[Structured figure records]
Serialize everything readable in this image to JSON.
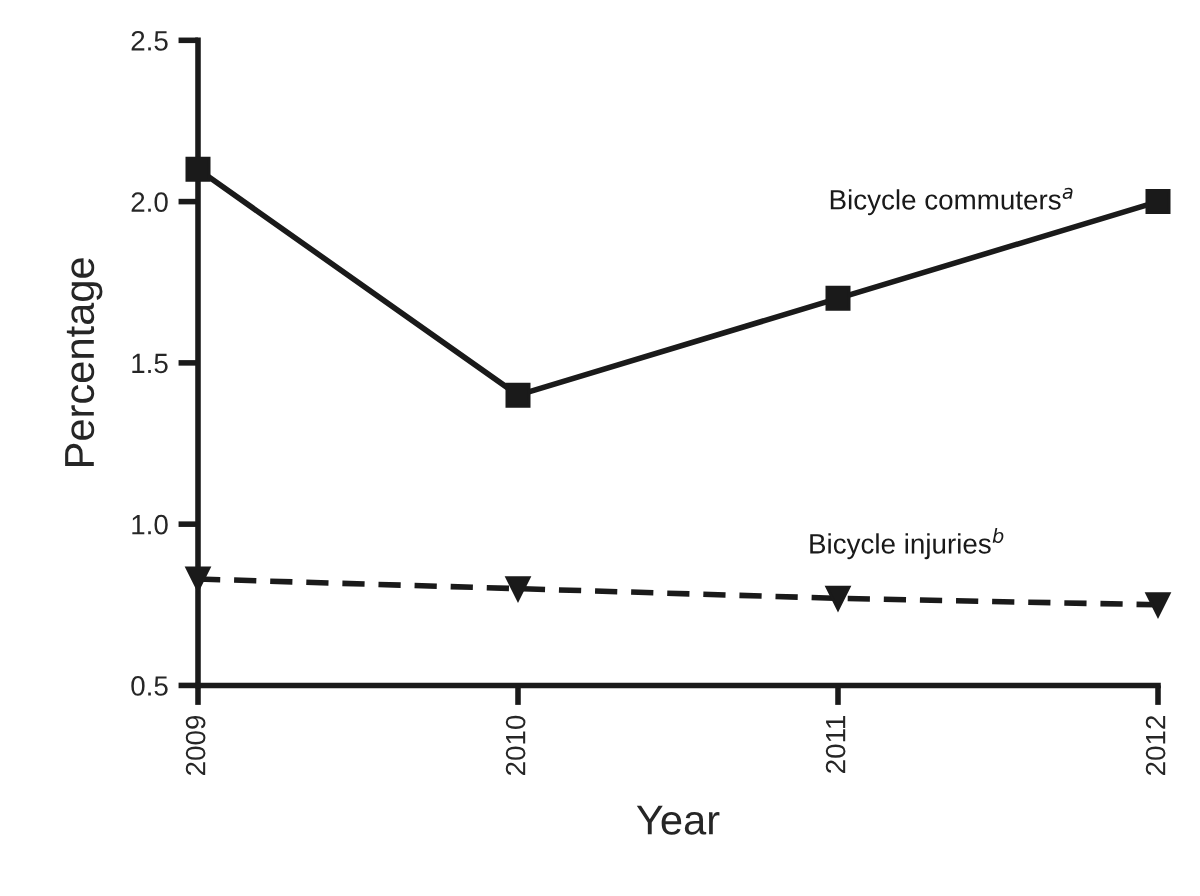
{
  "chart_data": {
    "type": "line",
    "xlabel": "Year",
    "ylabel": "Percentage",
    "categories": [
      "2009",
      "2010",
      "2011",
      "2012"
    ],
    "series": [
      {
        "name": "Bicycle commuters$^{a}$",
        "color": "#1a1a1a",
        "values": [
          2.1,
          1.4,
          1.7,
          2.0
        ],
        "marker": "square",
        "line_style": "solid"
      },
      {
        "name": "Bicycle injuries$^{b}$",
        "color": "#1a1a1a",
        "values": [
          0.83,
          0.8,
          0.77,
          0.75
        ],
        "marker": "triangle",
        "line_style": "dashed"
      }
    ],
    "ylim": [
      0.5,
      2.5
    ],
    "yticks": [
      {
        "value": 0.5,
        "label": "0.5"
      },
      {
        "value": 1.0,
        "label": "1.0"
      },
      {
        "value": 1.5,
        "label": "1.5"
      },
      {
        "value": 2.0,
        "label": "2.0"
      },
      {
        "value": 2.5,
        "label": "2.5"
      }
    ],
    "grid": false,
    "legend": false
  }
}
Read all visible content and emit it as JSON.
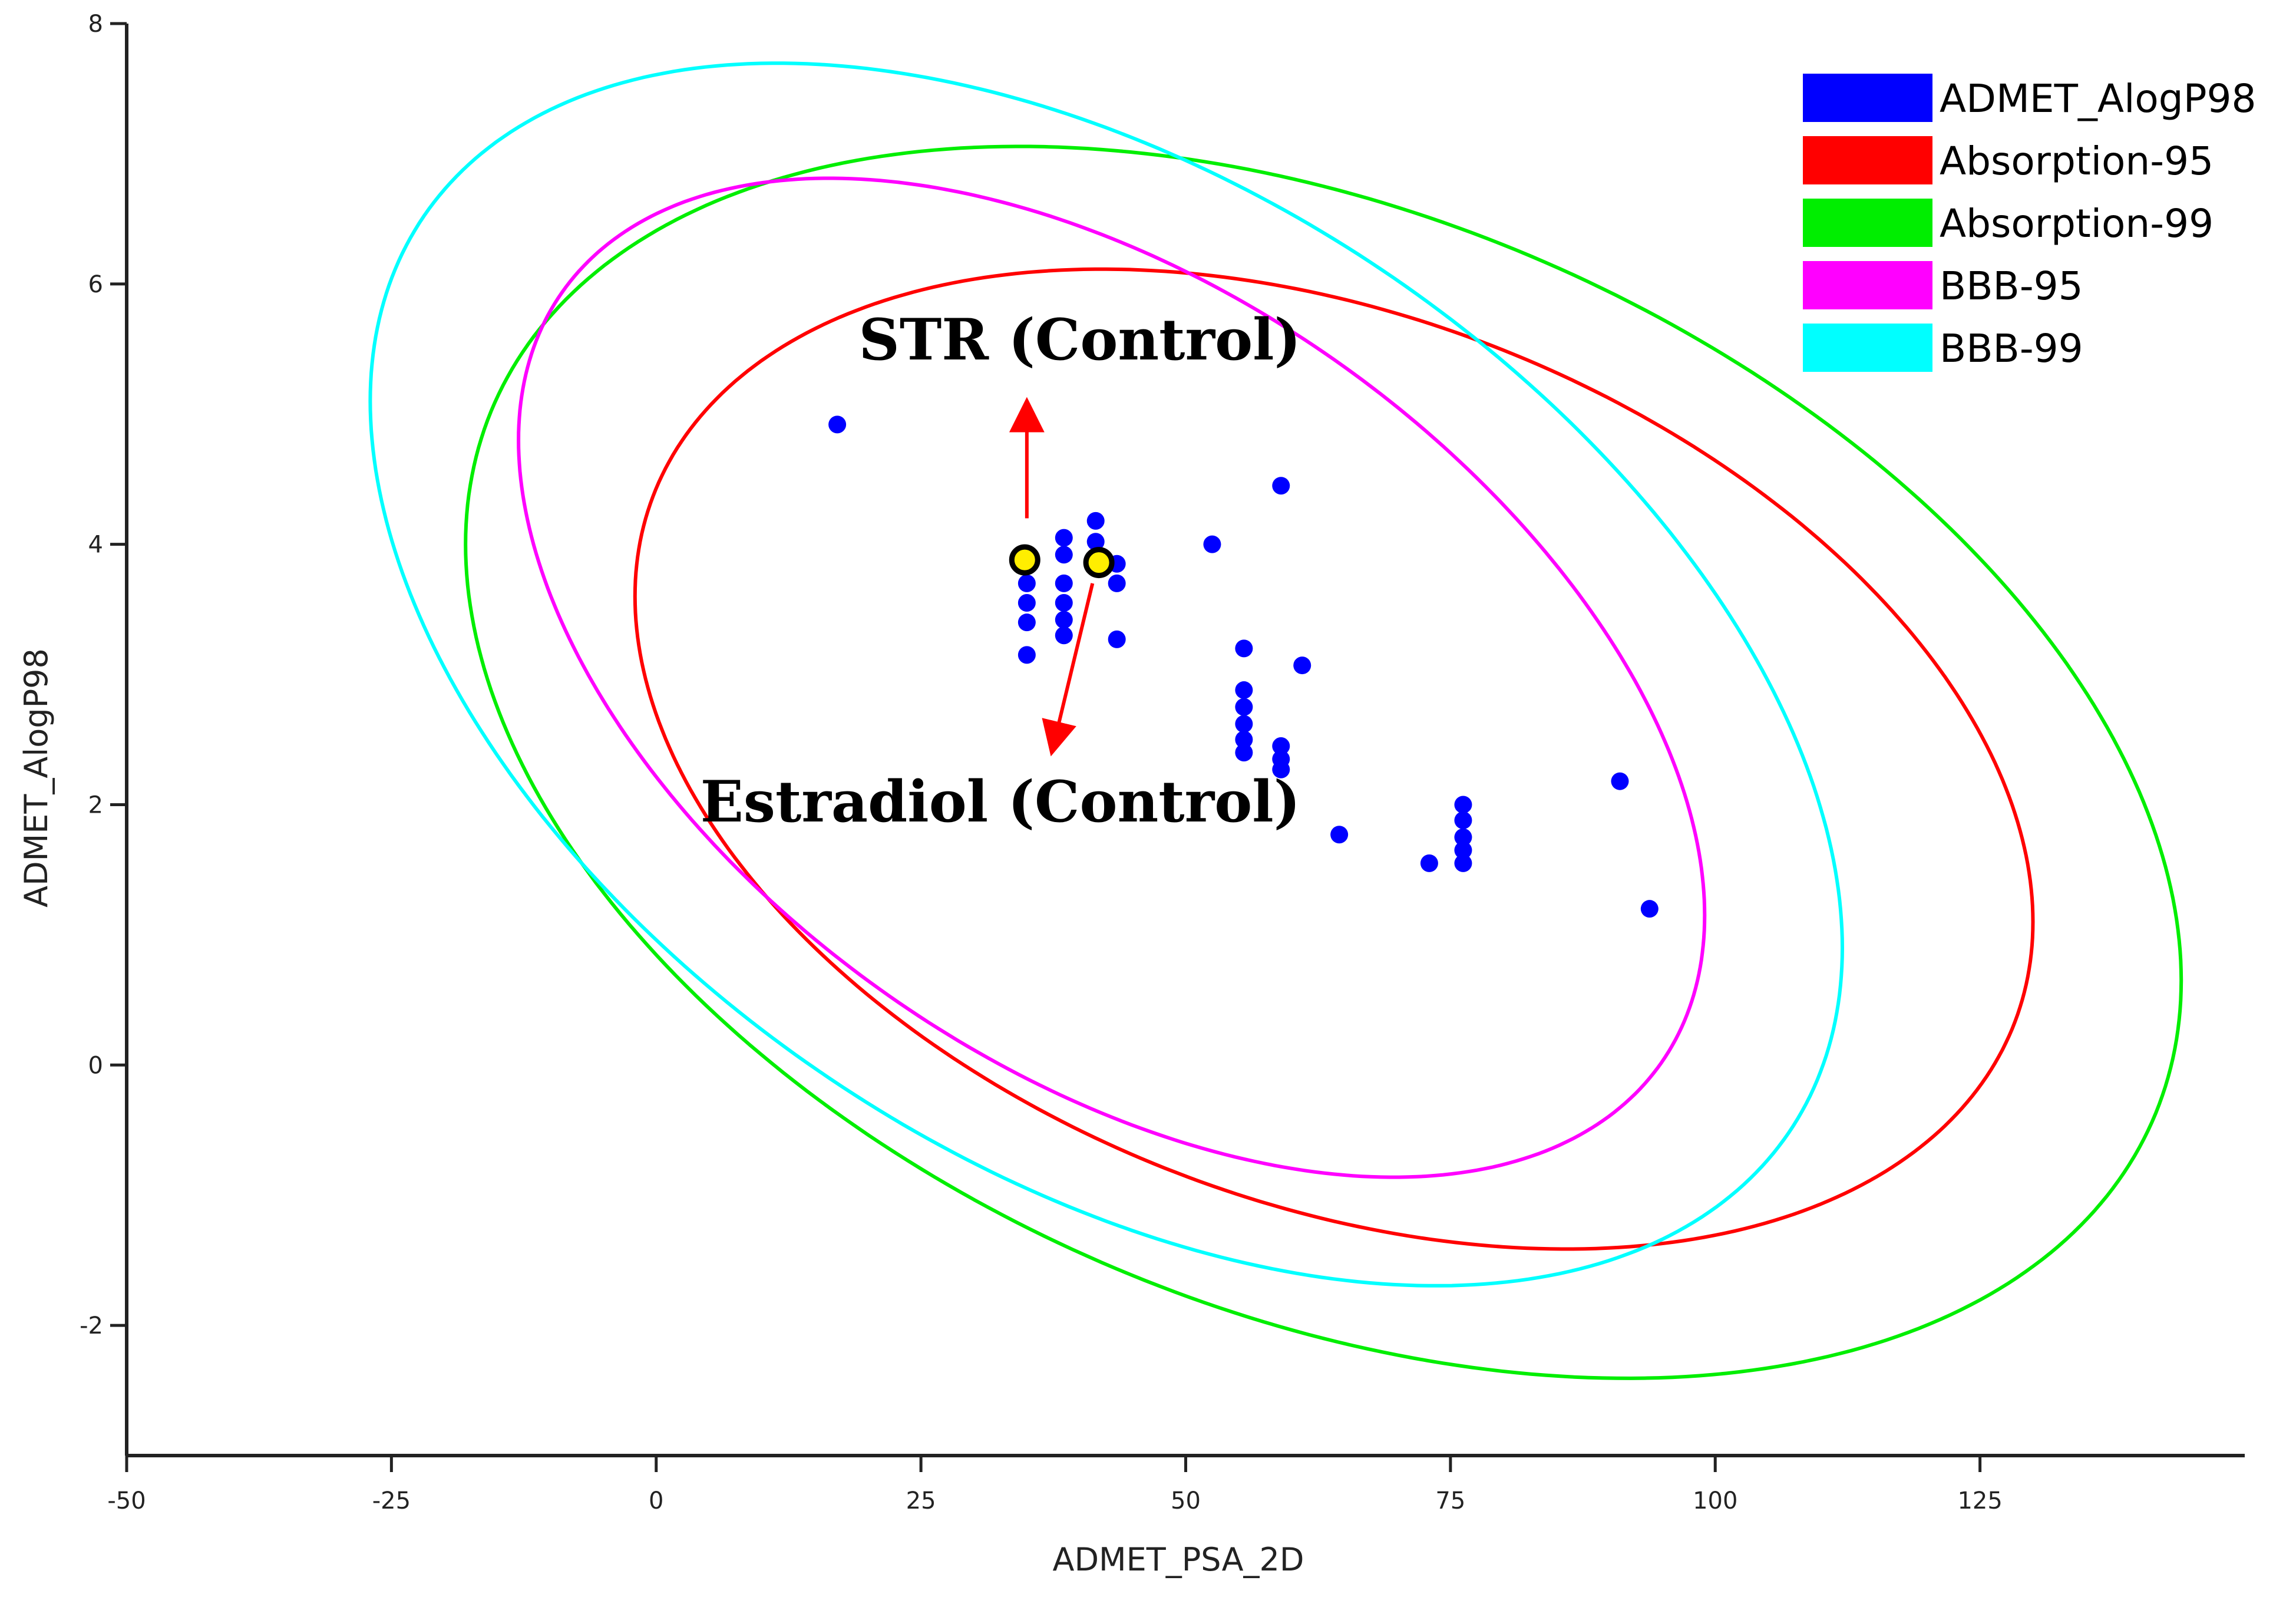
{
  "chart_data": {
    "type": "scatter",
    "xlabel": "ADMET_PSA_2D",
    "ylabel": "ADMET_AlogP98",
    "xlim": [
      -50,
      150
    ],
    "ylim": [
      -3,
      8
    ],
    "xticks": [
      -50,
      -25,
      0,
      25,
      50,
      75,
      100,
      125
    ],
    "yticks": [
      -2,
      0,
      2,
      4,
      6,
      8
    ],
    "grid": false,
    "legend_position": "top-right",
    "legend": [
      {
        "label": "ADMET_AlogP98",
        "color": "#0000ff"
      },
      {
        "label": "Absorption-95",
        "color": "#ff0000"
      },
      {
        "label": "Absorption-99",
        "color": "#00ee00"
      },
      {
        "label": "BBB-95",
        "color": "#ff00ff"
      },
      {
        "label": "BBB-99",
        "color": "#00ffff"
      }
    ],
    "ellipses": [
      {
        "name": "Absorption-95",
        "color": "#ff0000",
        "left": -2,
        "right": 130,
        "top": 5.9,
        "bottom": -1.2,
        "leftmost_y": 3.6,
        "rightmost_y": 1.0
      },
      {
        "name": "Absorption-99",
        "color": "#00ee00",
        "left": -18,
        "right": 144,
        "top": 6.75,
        "bottom": -2.1,
        "leftmost_y": 4.0,
        "rightmost_y": 0.8
      },
      {
        "name": "BBB-95",
        "color": "#ff00ff",
        "left": -13,
        "right": 99,
        "top": 6.35,
        "bottom": -0.4,
        "leftmost_y": 4.8,
        "rightmost_y": 1.3
      },
      {
        "name": "BBB-99",
        "color": "#00ffff",
        "left": -27,
        "right": 112,
        "top": 7.2,
        "bottom": -1.2,
        "leftmost_y": 5.1,
        "rightmost_y": 0.9
      }
    ],
    "points": [
      {
        "x": 17.1,
        "y": 4.92
      },
      {
        "x": 35,
        "y": 3.85
      },
      {
        "x": 35,
        "y": 3.7
      },
      {
        "x": 35,
        "y": 3.55
      },
      {
        "x": 35,
        "y": 3.4
      },
      {
        "x": 35,
        "y": 3.15
      },
      {
        "x": 38.5,
        "y": 4.05
      },
      {
        "x": 38.5,
        "y": 3.92
      },
      {
        "x": 38.5,
        "y": 3.7
      },
      {
        "x": 38.5,
        "y": 3.55
      },
      {
        "x": 38.5,
        "y": 3.42
      },
      {
        "x": 38.5,
        "y": 3.3
      },
      {
        "x": 41.5,
        "y": 4.18
      },
      {
        "x": 41.5,
        "y": 4.02
      },
      {
        "x": 43.5,
        "y": 3.85
      },
      {
        "x": 43.5,
        "y": 3.7
      },
      {
        "x": 43.5,
        "y": 3.27
      },
      {
        "x": 52.5,
        "y": 4.0
      },
      {
        "x": 59,
        "y": 4.45
      },
      {
        "x": 55.5,
        "y": 3.2
      },
      {
        "x": 55.5,
        "y": 2.88
      },
      {
        "x": 55.5,
        "y": 2.75
      },
      {
        "x": 55.5,
        "y": 2.62
      },
      {
        "x": 55.5,
        "y": 2.5
      },
      {
        "x": 55.5,
        "y": 2.4
      },
      {
        "x": 59,
        "y": 2.45
      },
      {
        "x": 59,
        "y": 2.35
      },
      {
        "x": 59,
        "y": 2.27
      },
      {
        "x": 61,
        "y": 3.07
      },
      {
        "x": 64.5,
        "y": 1.77
      },
      {
        "x": 73,
        "y": 1.55
      },
      {
        "x": 76.2,
        "y": 2.0
      },
      {
        "x": 76.2,
        "y": 1.88
      },
      {
        "x": 76.2,
        "y": 1.75
      },
      {
        "x": 76.2,
        "y": 1.65
      },
      {
        "x": 76.2,
        "y": 1.55
      },
      {
        "x": 91,
        "y": 2.18
      },
      {
        "x": 93.8,
        "y": 1.2
      }
    ],
    "highlighted": [
      {
        "x": 34.8,
        "y": 3.88
      },
      {
        "x": 41.8,
        "y": 3.86
      }
    ],
    "annotations": [
      {
        "text": "STR (Control)",
        "x": 40,
        "y": 5.42,
        "arrow_from": {
          "x": 35,
          "y": 4.2
        },
        "arrow_to": {
          "x": 35,
          "y": 5.05
        }
      },
      {
        "text": "Estradiol (Control)",
        "x": 32.5,
        "y": 1.87,
        "arrow_from": {
          "x": 41.2,
          "y": 3.7
        },
        "arrow_to": {
          "x": 37.5,
          "y": 2.45
        }
      }
    ]
  }
}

• Exercise brief: Tally up how many lines in the preceding listing contain the word "color". Give nothing but the number.

• Result: 11